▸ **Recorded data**

::::::::

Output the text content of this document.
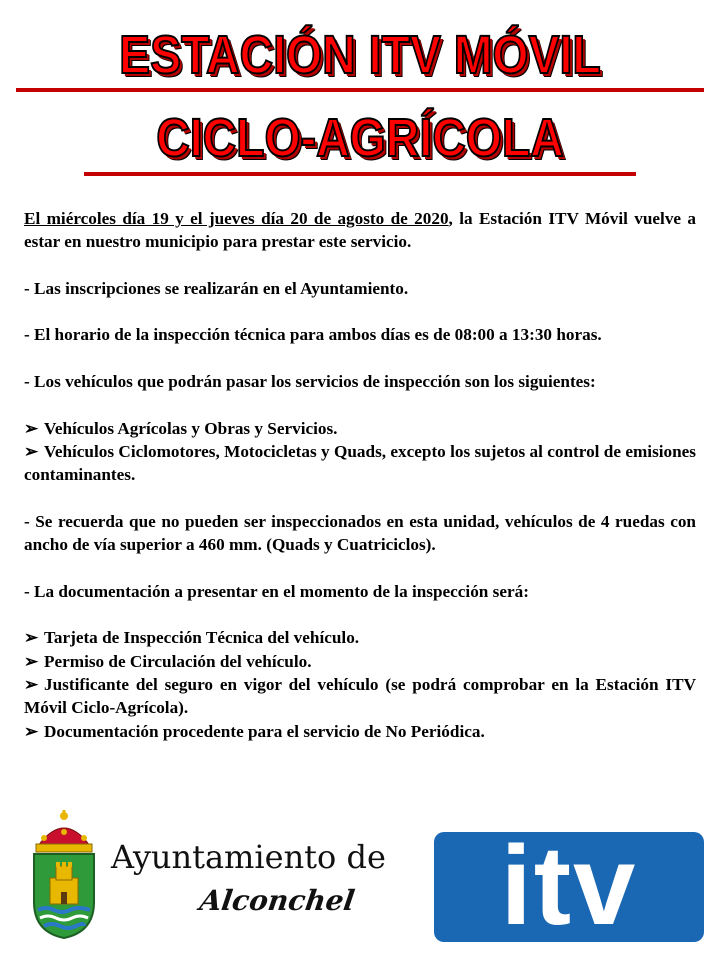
ESTACIÓN ITV MÓVIL
CICLO-AGRÍCOLA

El miércoles día 19 y el jueves día 20 de agosto de 2020, la Estación ITV Móvil vuelve a estar en nuestro municipio para prestar este servicio.

- Las inscripciones se realizarán en el Ayuntamiento.

- El horario de la inspección técnica para ambos días es de 08:00 a 13:30 horas.

- Los vehículos que podrán pasar los servicios de inspección son los siguientes:

➢ Vehículos Agrícolas y Obras y Servicios.

➢ Vehículos Ciclomotores, Motocicletas y Quads, excepto los sujetos al control de emisiones contaminantes.

- Se recuerda que no pueden ser inspeccionados en esta unidad, vehículos de 4 ruedas con ancho de vía superior a 460 mm. (Quads y Cuatriciclos).

- La documentación a presentar en el momento de la inspección será:

➢ Tarjeta de Inspección Técnica del vehículo.

➢ Permiso de Circulación del vehículo.

➢ Justificante del seguro en vigor del vehículo (se podrá comprobar en la Estación ITV Móvil Ciclo-Agrícola).

➢ Documentación procedente para el servicio de No Periódica.

Ayuntamiento de
Alconchel	itv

::::::::

▸ **What to produce**
Copy the records above exactly, omitting every picture.

▸ **Answer to this task**
Output the text content of this document.
ESTACIÓN ITV MÓVIL
CICLO-AGRÍCOLA

El miércoles día 19 y el jueves día 20 de agosto de 2020, la Estación ITV Móvil vuelve a estar en nuestro municipio para prestar este servicio.

- Las inscripciones se realizarán en el Ayuntamiento.

- El horario de la inspección técnica para ambos días es de 08:00 a 13:30 horas.

- Los vehículos que podrán pasar los servicios de inspección son los siguientes:

➢ Vehículos Agrícolas y Obras y Servicios.

➢ Vehículos Ciclomotores, Motocicletas y Quads, excepto los sujetos al control de emisiones contaminantes.

- Se recuerda que no pueden ser inspeccionados en esta unidad, vehículos de 4 ruedas con ancho de vía superior a 460 mm. (Quads y Cuatriciclos).

- La documentación a presentar en el momento de la inspección será:

➢ Tarjeta de Inspección Técnica del vehículo.

➢ Permiso de Circulación del vehículo.

➢ Justificante del seguro en vigor del vehículo (se podrá comprobar en la Estación ITV Móvil Ciclo-Agrícola).

➢ Documentación procedente para el servicio de No Periódica.

Ayuntamiento de
Alconchel	itv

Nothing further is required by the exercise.